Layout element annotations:
— START —

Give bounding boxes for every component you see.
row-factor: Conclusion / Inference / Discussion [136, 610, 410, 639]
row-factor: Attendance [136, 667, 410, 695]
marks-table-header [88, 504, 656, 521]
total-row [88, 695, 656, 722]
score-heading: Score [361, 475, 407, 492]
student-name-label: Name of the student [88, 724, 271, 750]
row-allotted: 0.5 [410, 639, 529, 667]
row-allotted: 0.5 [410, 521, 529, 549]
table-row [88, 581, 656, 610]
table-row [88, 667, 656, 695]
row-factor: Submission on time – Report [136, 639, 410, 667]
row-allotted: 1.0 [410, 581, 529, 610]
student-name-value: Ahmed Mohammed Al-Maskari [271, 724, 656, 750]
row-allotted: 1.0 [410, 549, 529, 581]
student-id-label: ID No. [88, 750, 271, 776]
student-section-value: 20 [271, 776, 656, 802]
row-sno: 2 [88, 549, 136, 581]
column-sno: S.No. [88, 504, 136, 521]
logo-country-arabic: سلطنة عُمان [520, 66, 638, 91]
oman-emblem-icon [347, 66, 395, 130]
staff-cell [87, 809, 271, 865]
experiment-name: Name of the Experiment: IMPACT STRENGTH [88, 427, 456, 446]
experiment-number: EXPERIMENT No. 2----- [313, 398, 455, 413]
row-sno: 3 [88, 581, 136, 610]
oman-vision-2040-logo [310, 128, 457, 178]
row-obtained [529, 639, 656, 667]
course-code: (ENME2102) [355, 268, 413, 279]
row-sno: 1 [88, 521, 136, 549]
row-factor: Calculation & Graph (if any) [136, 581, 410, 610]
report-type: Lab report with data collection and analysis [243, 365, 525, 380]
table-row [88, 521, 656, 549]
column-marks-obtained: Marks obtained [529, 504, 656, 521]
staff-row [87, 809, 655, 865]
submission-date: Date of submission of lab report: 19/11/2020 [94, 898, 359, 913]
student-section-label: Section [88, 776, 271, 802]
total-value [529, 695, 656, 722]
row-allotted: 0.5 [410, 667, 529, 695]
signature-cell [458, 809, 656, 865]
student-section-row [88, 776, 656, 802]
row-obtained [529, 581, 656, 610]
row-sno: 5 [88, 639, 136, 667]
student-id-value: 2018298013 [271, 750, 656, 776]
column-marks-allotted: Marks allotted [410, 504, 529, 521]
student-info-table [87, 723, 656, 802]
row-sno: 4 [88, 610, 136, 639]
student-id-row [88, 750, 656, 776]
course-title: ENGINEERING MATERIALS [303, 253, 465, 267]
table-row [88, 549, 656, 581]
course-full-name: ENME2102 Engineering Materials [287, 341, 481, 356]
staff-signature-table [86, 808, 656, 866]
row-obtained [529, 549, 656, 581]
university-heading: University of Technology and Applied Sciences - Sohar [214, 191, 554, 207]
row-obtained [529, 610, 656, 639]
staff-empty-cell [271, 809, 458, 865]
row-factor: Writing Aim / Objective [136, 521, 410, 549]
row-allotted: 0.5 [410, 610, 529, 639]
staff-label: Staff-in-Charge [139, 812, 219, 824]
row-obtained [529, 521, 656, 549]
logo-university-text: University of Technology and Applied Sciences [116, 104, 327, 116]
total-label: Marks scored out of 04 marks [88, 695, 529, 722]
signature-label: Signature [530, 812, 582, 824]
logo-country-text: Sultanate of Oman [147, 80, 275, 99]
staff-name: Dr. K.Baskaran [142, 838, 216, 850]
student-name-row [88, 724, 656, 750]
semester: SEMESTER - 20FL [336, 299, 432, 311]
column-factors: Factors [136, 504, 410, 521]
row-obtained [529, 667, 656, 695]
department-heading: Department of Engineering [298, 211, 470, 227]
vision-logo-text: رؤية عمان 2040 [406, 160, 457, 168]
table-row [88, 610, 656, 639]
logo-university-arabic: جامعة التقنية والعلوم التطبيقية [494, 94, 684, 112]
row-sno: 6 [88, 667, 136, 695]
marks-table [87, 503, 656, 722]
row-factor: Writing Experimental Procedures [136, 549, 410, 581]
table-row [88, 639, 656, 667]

— END —

_What is expected:_
Print every line in the entries above without any change.

_Worked answer:_
Give bounding boxes for every component you see.
row-factor: Conclusion / Inference / Discussion [136, 610, 410, 639]
row-factor: Attendance [136, 667, 410, 695]
marks-table-header [88, 504, 656, 521]
total-row [88, 695, 656, 722]
score-heading: Score [361, 475, 407, 492]
student-name-label: Name of the student [88, 724, 271, 750]
row-allotted: 0.5 [410, 639, 529, 667]
row-allotted: 0.5 [410, 521, 529, 549]
table-row [88, 581, 656, 610]
table-row [88, 667, 656, 695]
row-factor: Submission on time – Report [136, 639, 410, 667]
row-allotted: 1.0 [410, 581, 529, 610]
student-name-value: Ahmed Mohammed Al-Maskari [271, 724, 656, 750]
row-allotted: 1.0 [410, 549, 529, 581]
student-id-label: ID No. [88, 750, 271, 776]
student-section-value: 20 [271, 776, 656, 802]
row-sno: 2 [88, 549, 136, 581]
column-sno: S.No. [88, 504, 136, 521]
logo-country-arabic: سلطنة عُمان [520, 66, 638, 91]
oman-emblem-icon [347, 66, 395, 130]
staff-cell [87, 809, 271, 865]
experiment-name: Name of the Experiment: IMPACT STRENGTH [88, 427, 456, 446]
experiment-number: EXPERIMENT No. 2----- [313, 398, 455, 413]
row-sno: 3 [88, 581, 136, 610]
oman-vision-2040-logo [310, 128, 457, 178]
row-obtained [529, 639, 656, 667]
course-code: (ENME2102) [355, 268, 413, 279]
row-sno: 1 [88, 521, 136, 549]
row-factor: Calculation & Graph (if any) [136, 581, 410, 610]
report-type: Lab report with data collection and analysis [243, 365, 525, 380]
table-row [88, 521, 656, 549]
column-marks-obtained: Marks obtained [529, 504, 656, 521]
staff-row [87, 809, 655, 865]
submission-date: Date of submission of lab report: 19/11/2020 [94, 898, 359, 913]
student-section-label: Section [88, 776, 271, 802]
total-value [529, 695, 656, 722]
row-allotted: 0.5 [410, 667, 529, 695]
signature-cell [458, 809, 656, 865]
student-section-row [88, 776, 656, 802]
row-obtained [529, 581, 656, 610]
row-sno: 5 [88, 639, 136, 667]
student-id-value: 2018298013 [271, 750, 656, 776]
column-marks-allotted: Marks allotted [410, 504, 529, 521]
student-info-table [87, 723, 656, 802]
row-sno: 4 [88, 610, 136, 639]
student-id-row [88, 750, 656, 776]
course-title: ENGINEERING MATERIALS [303, 253, 465, 267]
table-row [88, 549, 656, 581]
course-full-name: ENME2102 Engineering Materials [287, 341, 481, 356]
staff-signature-table [86, 808, 656, 866]
row-obtained [529, 549, 656, 581]
university-heading: University of Technology and Applied Sciences - Sohar [214, 191, 554, 207]
row-obtained [529, 610, 656, 639]
staff-empty-cell [271, 809, 458, 865]
row-factor: Writing Aim / Objective [136, 521, 410, 549]
row-allotted: 0.5 [410, 610, 529, 639]
staff-label: Staff-in-Charge [139, 812, 219, 824]
row-obtained [529, 521, 656, 549]
logo-university-text: University of Technology and Applied Sciences [116, 104, 327, 116]
total-label: Marks scored out of 04 marks [88, 695, 529, 722]
signature-label: Signature [530, 812, 582, 824]
logo-country-text: Sultanate of Oman [147, 80, 275, 99]
staff-name: Dr. K.Baskaran [142, 838, 216, 850]
student-name-row [88, 724, 656, 750]
semester: SEMESTER - 20FL [336, 299, 432, 311]
column-factors: Factors [136, 504, 410, 521]
row-obtained [529, 667, 656, 695]
department-heading: Department of Engineering [298, 211, 470, 227]
vision-logo-text: رؤية عمان 2040 [406, 160, 457, 168]
table-row [88, 610, 656, 639]
logo-university-arabic: جامعة التقنية والعلوم التطبيقية [494, 94, 684, 112]
row-sno: 6 [88, 667, 136, 695]
marks-table [87, 503, 656, 722]
row-factor: Writing Experimental Procedures [136, 549, 410, 581]
table-row [88, 639, 656, 667]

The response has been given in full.